By Hayden Rooke-Ley, J.D., Soleil Shah, M.D., and Erin C. Fuse Brown, J.D., M.P.H.
The New England Journal of Medicine, July 6, 2024
UnitedHealth Group has recently come under fire. In February 2024, a ransomware attack on Change Healthcare, the medical claims clearinghouse owned by UnitedHealth, created a cash-flow crisis for hospitals, medical practices, and pharmacies. State and federal regulators are scrutinizing numerous high-profile acquisitions by UnitedHealth’s provider-side subsidiary, Optum Health, and the U.S. Department of Justice (DOJ) is undertaking a broader antitrust probe of the parent company. In addition to owning Change Healthcare and an extensive data-analytics arm, UnitedHealth is the largest insurance company and the largest employer of physicians in the United States. It is also the third-largest pharmacy benefits manager (PBM), and it operates pharmacies and a bank.

------------------------------------------------------------

● Work order 1: Name every organization mentioned by name in the article on UnitedHealth Group, including its byline.
● Work order 2: Pick up the article on UnitedHealth Group after its final sentence and carry it forward.
The rows that follow have no connection to the article on UnitedHealth Group.

● Supplied entries:
------------------------------------------------------------

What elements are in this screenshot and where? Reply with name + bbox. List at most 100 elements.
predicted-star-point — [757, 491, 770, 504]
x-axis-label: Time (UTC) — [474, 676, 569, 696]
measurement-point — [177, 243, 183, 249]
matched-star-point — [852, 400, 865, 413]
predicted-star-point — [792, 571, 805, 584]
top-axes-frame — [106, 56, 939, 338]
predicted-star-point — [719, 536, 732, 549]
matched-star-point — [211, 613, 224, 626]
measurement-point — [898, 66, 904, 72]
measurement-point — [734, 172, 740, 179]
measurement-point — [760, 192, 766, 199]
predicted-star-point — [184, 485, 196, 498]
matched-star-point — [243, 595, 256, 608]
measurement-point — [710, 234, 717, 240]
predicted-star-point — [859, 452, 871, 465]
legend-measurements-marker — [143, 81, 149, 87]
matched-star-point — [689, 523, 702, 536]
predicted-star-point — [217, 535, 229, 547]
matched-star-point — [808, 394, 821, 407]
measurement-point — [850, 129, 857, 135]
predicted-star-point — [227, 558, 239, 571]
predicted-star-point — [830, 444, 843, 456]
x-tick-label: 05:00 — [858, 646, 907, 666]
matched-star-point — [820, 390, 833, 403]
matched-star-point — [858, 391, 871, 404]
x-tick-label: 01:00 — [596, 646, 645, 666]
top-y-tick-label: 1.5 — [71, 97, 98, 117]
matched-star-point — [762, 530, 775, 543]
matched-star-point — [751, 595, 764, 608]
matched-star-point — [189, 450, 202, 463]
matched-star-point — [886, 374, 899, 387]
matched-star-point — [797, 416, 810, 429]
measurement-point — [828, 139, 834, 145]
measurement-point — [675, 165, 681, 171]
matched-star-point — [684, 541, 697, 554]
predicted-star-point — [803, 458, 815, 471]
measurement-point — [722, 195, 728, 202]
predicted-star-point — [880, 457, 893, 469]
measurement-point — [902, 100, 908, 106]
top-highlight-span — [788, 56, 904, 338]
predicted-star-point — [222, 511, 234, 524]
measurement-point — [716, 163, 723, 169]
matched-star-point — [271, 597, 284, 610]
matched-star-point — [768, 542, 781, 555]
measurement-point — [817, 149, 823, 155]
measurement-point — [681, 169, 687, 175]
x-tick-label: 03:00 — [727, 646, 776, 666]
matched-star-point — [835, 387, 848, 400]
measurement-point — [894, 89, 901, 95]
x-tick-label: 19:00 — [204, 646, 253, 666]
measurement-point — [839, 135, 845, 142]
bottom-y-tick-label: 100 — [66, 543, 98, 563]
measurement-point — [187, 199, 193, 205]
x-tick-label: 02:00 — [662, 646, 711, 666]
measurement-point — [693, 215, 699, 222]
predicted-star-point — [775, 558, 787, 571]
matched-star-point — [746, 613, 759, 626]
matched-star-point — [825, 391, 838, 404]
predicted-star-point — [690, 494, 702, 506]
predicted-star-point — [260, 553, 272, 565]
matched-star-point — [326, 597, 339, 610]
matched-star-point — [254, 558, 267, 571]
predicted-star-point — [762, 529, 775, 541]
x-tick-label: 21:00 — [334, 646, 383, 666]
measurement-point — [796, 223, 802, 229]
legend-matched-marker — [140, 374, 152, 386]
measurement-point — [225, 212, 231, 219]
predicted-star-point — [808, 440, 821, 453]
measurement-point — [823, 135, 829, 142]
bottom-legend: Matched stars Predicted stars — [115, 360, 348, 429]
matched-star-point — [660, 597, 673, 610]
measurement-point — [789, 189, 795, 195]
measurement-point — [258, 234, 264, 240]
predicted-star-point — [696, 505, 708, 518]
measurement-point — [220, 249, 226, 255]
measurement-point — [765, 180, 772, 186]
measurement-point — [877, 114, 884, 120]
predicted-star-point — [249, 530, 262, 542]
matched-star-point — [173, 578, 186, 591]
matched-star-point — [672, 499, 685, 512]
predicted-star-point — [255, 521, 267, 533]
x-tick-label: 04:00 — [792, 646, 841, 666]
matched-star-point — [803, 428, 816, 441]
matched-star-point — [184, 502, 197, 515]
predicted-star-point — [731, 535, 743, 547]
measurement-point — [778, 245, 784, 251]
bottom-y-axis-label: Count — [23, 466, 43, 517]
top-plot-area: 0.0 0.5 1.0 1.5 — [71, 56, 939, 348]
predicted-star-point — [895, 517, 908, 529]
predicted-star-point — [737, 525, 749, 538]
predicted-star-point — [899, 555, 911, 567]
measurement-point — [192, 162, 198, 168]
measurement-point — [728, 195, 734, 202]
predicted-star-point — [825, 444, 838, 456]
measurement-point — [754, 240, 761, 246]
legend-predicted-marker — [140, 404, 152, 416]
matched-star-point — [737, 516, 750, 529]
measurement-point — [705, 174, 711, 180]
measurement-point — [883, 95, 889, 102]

------------------------------------------------------------

● Written reply 1: The New England Journal of Medicine, UnitedHealth Group, Change Healthcare, Optum Health, and the U.S. Department of Justice (DOJ).

● Written reply 2:
This type of vertical consolidation is not exclusive to UnitedHealth. Humana is now the largest provider of “senior focused” primary care and post-acute care in-home services. CVS, after purchasing Aetna in 2018, has acquired physician practices and companies that provide in-home primary care services, which complement its PBM and pharmacy chains. Major insurers Cigna, Centene, and Elevance are pursuing similar vertical growth strategies. Although this new frontier of consolidation has the potential to generate efficiencies, there are also risks: vertically integrated conglomerates can deploy a range of financial tactics and engage in market abuses that raise costs, undermine fair competition, and erode the quality of patient care and physician morale.